(Extracted data entries)

....

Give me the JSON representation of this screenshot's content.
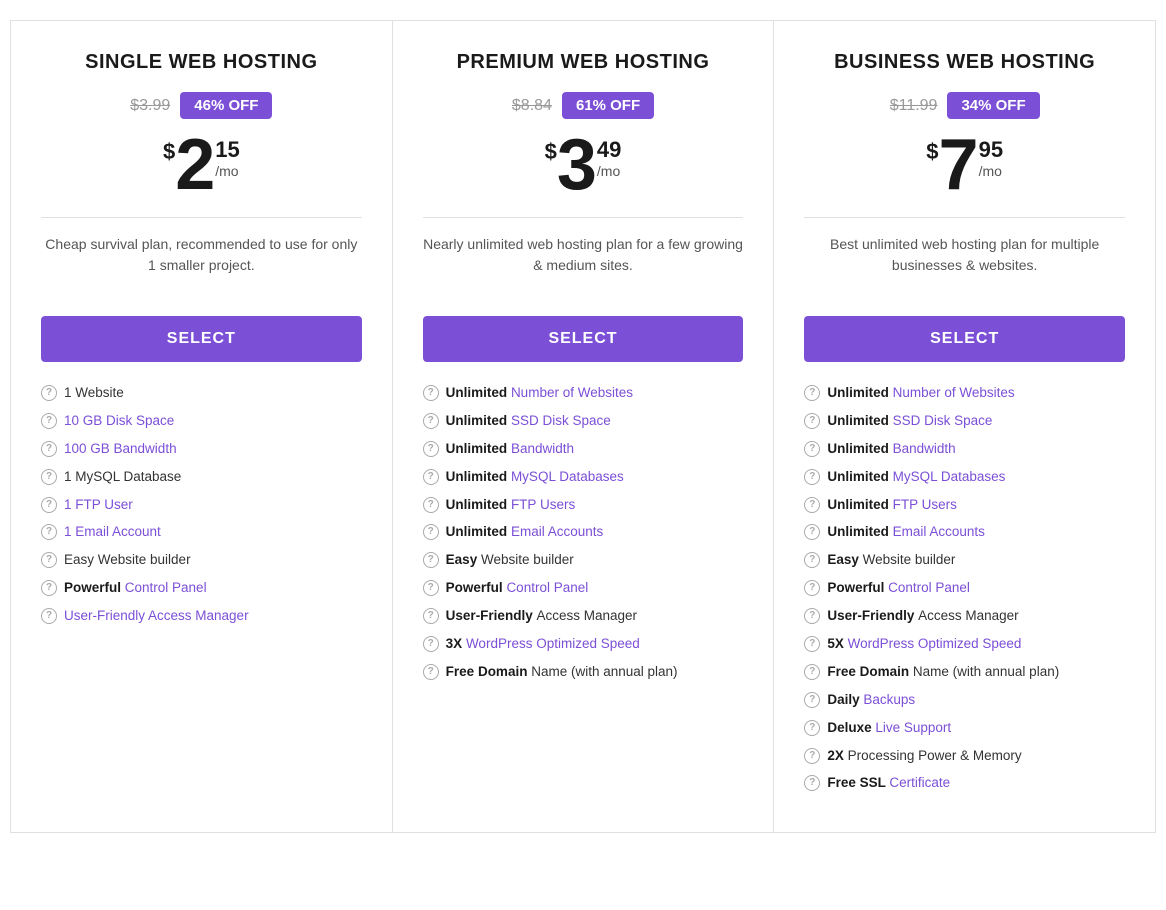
{
  "plans": [
    {
      "id": "single",
      "title": "SINGLE WEB HOSTING",
      "original_price": "$3.99",
      "discount": "46% OFF",
      "price_dollar": "$",
      "price_main": "2",
      "price_cents": "15",
      "price_mo": "/mo",
      "description": "Cheap survival plan, recommended to use for only 1 smaller project.",
      "select_label": "SELECT",
      "features": [
        {
          "bold": "",
          "link": "",
          "plain": "1 Website",
          "has_link": false
        },
        {
          "bold": "",
          "link": "10 GB Disk Space",
          "plain": "",
          "has_link": true
        },
        {
          "bold": "",
          "link": "100 GB Bandwidth",
          "plain": "",
          "has_link": true
        },
        {
          "bold": "",
          "link": "",
          "plain": "1 MySQL Database",
          "has_link": false
        },
        {
          "bold": "",
          "link": "1 FTP User",
          "plain": "",
          "has_link": true
        },
        {
          "bold": "",
          "link": "1 Email Account",
          "plain": "",
          "has_link": true
        },
        {
          "bold": "",
          "link": "",
          "plain": "Easy Website builder",
          "has_link": false
        },
        {
          "bold": "Powerful",
          "link": "Control Panel",
          "plain": "",
          "has_link": true
        },
        {
          "bold": "",
          "link": "User-Friendly Access Manager",
          "plain": "",
          "has_link": true
        }
      ]
    },
    {
      "id": "premium",
      "title": "PREMIUM WEB HOSTING",
      "original_price": "$8.84",
      "discount": "61% OFF",
      "price_dollar": "$",
      "price_main": "3",
      "price_cents": "49",
      "price_mo": "/mo",
      "description": "Nearly unlimited web hosting plan for a few growing & medium sites.",
      "select_label": "SELECT",
      "features": [
        {
          "bold": "Unlimited",
          "link": "Number of Websites",
          "plain": "",
          "has_link": true
        },
        {
          "bold": "Unlimited",
          "link": "SSD Disk Space",
          "plain": "",
          "has_link": true
        },
        {
          "bold": "Unlimited",
          "link": "Bandwidth",
          "plain": "",
          "has_link": true
        },
        {
          "bold": "Unlimited",
          "link": "MySQL Databases",
          "plain": "",
          "has_link": true
        },
        {
          "bold": "Unlimited",
          "link": "FTP Users",
          "plain": "",
          "has_link": true
        },
        {
          "bold": "Unlimited",
          "link": "Email Accounts",
          "plain": "",
          "has_link": true
        },
        {
          "bold": "Easy",
          "link": "",
          "plain": "Website builder",
          "has_link": false
        },
        {
          "bold": "Powerful",
          "link": "Control Panel",
          "plain": "",
          "has_link": true
        },
        {
          "bold": "User-Friendly",
          "link": "",
          "plain": "Access Manager",
          "has_link": false
        },
        {
          "bold": "3X",
          "link": "WordPress Optimized Speed",
          "plain": "",
          "has_link": true
        },
        {
          "bold": "Free Domain",
          "link": "",
          "plain": "Name (with annual plan)",
          "has_link": false
        }
      ]
    },
    {
      "id": "business",
      "title": "BUSINESS WEB HOSTING",
      "original_price": "$11.99",
      "discount": "34% OFF",
      "price_dollar": "$",
      "price_main": "7",
      "price_cents": "95",
      "price_mo": "/mo",
      "description": "Best unlimited web hosting plan for multiple businesses & websites.",
      "select_label": "SELECT",
      "features": [
        {
          "bold": "Unlimited",
          "link": "Number of Websites",
          "plain": "",
          "has_link": true
        },
        {
          "bold": "Unlimited",
          "link": "SSD Disk Space",
          "plain": "",
          "has_link": true
        },
        {
          "bold": "Unlimited",
          "link": "Bandwidth",
          "plain": "",
          "has_link": true
        },
        {
          "bold": "Unlimited",
          "link": "MySQL Databases",
          "plain": "",
          "has_link": true
        },
        {
          "bold": "Unlimited",
          "link": "FTP Users",
          "plain": "",
          "has_link": true
        },
        {
          "bold": "Unlimited",
          "link": "Email Accounts",
          "plain": "",
          "has_link": true
        },
        {
          "bold": "Easy",
          "link": "",
          "plain": "Website builder",
          "has_link": false
        },
        {
          "bold": "Powerful",
          "link": "Control Panel",
          "plain": "",
          "has_link": true
        },
        {
          "bold": "User-Friendly",
          "link": "",
          "plain": "Access Manager",
          "has_link": false
        },
        {
          "bold": "5X",
          "link": "WordPress Optimized Speed",
          "plain": "",
          "has_link": true
        },
        {
          "bold": "Free Domain",
          "link": "",
          "plain": "Name (with annual plan)",
          "has_link": false
        },
        {
          "bold": "Daily",
          "link": "Backups",
          "plain": "",
          "has_link": true
        },
        {
          "bold": "Deluxe",
          "link": "Live Support",
          "plain": "",
          "has_link": true
        },
        {
          "bold": "2X",
          "link": "",
          "plain": "Processing Power & Memory",
          "has_link": false
        },
        {
          "bold": "Free SSL",
          "link": "Certificate",
          "plain": "",
          "has_link": true
        }
      ]
    }
  ]
}
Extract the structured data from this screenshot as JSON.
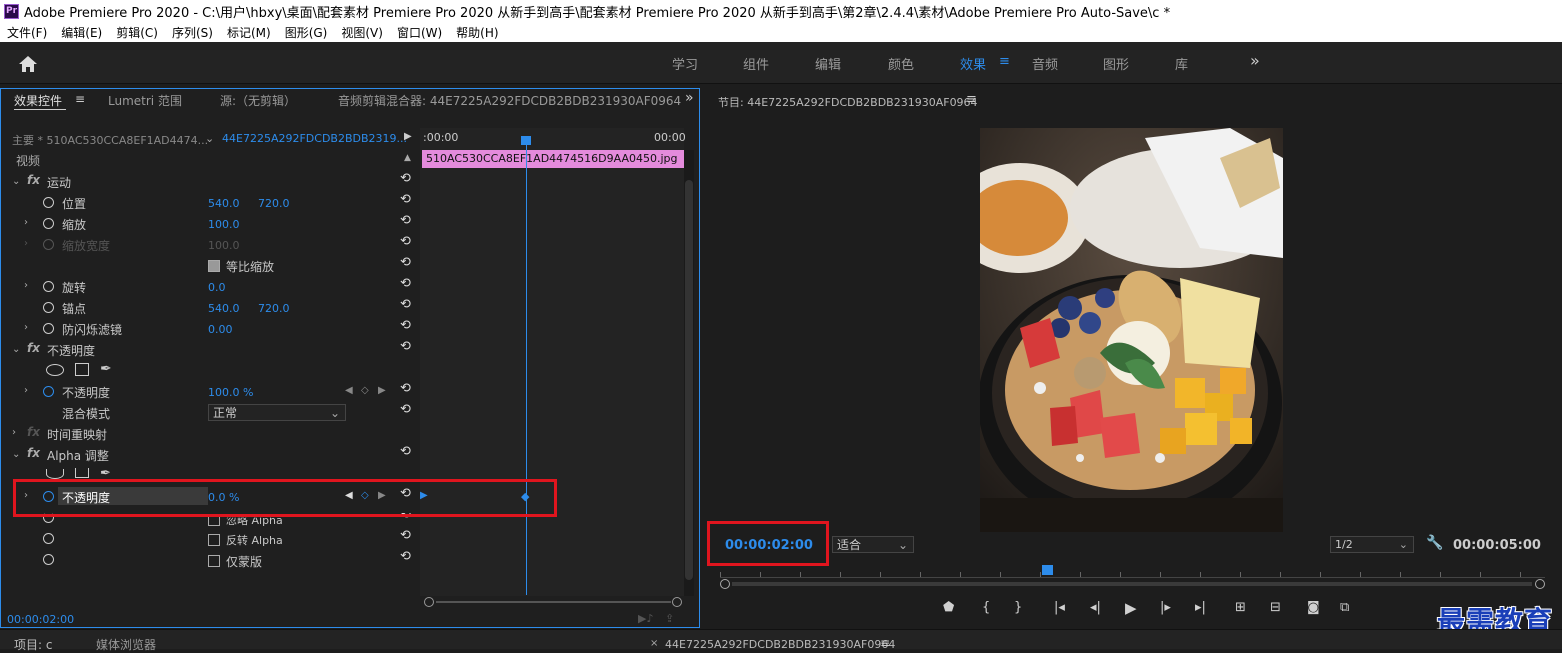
{
  "titlebar": {
    "logo": "Pr",
    "text": "Adobe Premiere Pro 2020 - C:\\用户\\hbxy\\桌面\\配套素材 Premiere Pro 2020 从新手到高手\\配套素材 Premiere Pro 2020 从新手到高手\\第2章\\2.4.4\\素材\\Adobe Premiere Pro Auto-Save\\c *"
  },
  "menu": [
    "文件(F)",
    "编辑(E)",
    "剪辑(C)",
    "序列(S)",
    "标记(M)",
    "图形(G)",
    "视图(V)",
    "窗口(W)",
    "帮助(H)"
  ],
  "workspaces": [
    "学习",
    "组件",
    "编辑",
    "颜色",
    "效果",
    "音频",
    "图形",
    "库"
  ],
  "workspace_more": "»",
  "panel_tabs": {
    "effect_controls": "效果控件",
    "lumetri": "Lumetri 范围",
    "source": "源:（无剪辑）",
    "audio_mixer": "音频剪辑混合器: 44E7225A292FDCDB2BDB231930AF0964",
    "more": "»"
  },
  "ec": {
    "master_clip": "主要 * 510AC530CCA8EF1AD4474...",
    "sequence_clip": "44E7225A292FDCDB2BDB2319...",
    "time_start": ":00:00",
    "time_end": "00:00",
    "clip_name": "510AC530CCA8EF1AD4474516D9AA0450.jpg",
    "video_label": "视频",
    "motion": "运动",
    "position": "位置",
    "position_x": "540.0",
    "position_y": "720.0",
    "scale": "缩放",
    "scale_val": "100.0",
    "scale_width": "缩放宽度",
    "scale_width_val": "100.0",
    "uniform_scale": "等比缩放",
    "rotation": "旋转",
    "rotation_val": "0.0",
    "anchor": "锚点",
    "anchor_x": "540.0",
    "anchor_y": "720.0",
    "antiflicker": "防闪烁滤镜",
    "antiflicker_val": "0.00",
    "opacity_group": "不透明度",
    "opacity": "不透明度",
    "opacity_val": "100.0 %",
    "blend_mode": "混合模式",
    "blend_val": "正常",
    "time_remap": "时间重映射",
    "alpha_adjust": "Alpha 调整",
    "alpha_opacity": "不透明度",
    "alpha_opacity_val": "0.0 %",
    "ignore_alpha": "忽略 Alpha",
    "invert_alpha": "反转 Alpha",
    "mask_only": "仅蒙版",
    "current_time": "00:00:02:00"
  },
  "program": {
    "title": "节目: 44E7225A292FDCDB2BDB231930AF0964",
    "timecode": "00:00:02:00",
    "fit": "适合",
    "resolution": "1/2",
    "duration": "00:00:05:00"
  },
  "bottom": {
    "project": "项目: c",
    "media_browser": "媒体浏览器",
    "timeline": "44E7225A292FDCDB2BDB231930AF0964"
  },
  "watermark": "最需教育",
  "colors": {
    "accent": "#2d8ceb",
    "highlight": "#e0151e",
    "clip": "#e48bdc"
  }
}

....

### WHAT THE EXERCISE ASKS
Where a line above contains the word "description", copy that line.

### EXERCISE ANSWER
      "description": "Cheap survival plan, recommended to use for only 1 smaller project.",
      "description": "Nearly unlimited web hosting plan for a few growing & medium sites.",
      "description": "Best unlimited web hosting plan for multiple businesses & websites.",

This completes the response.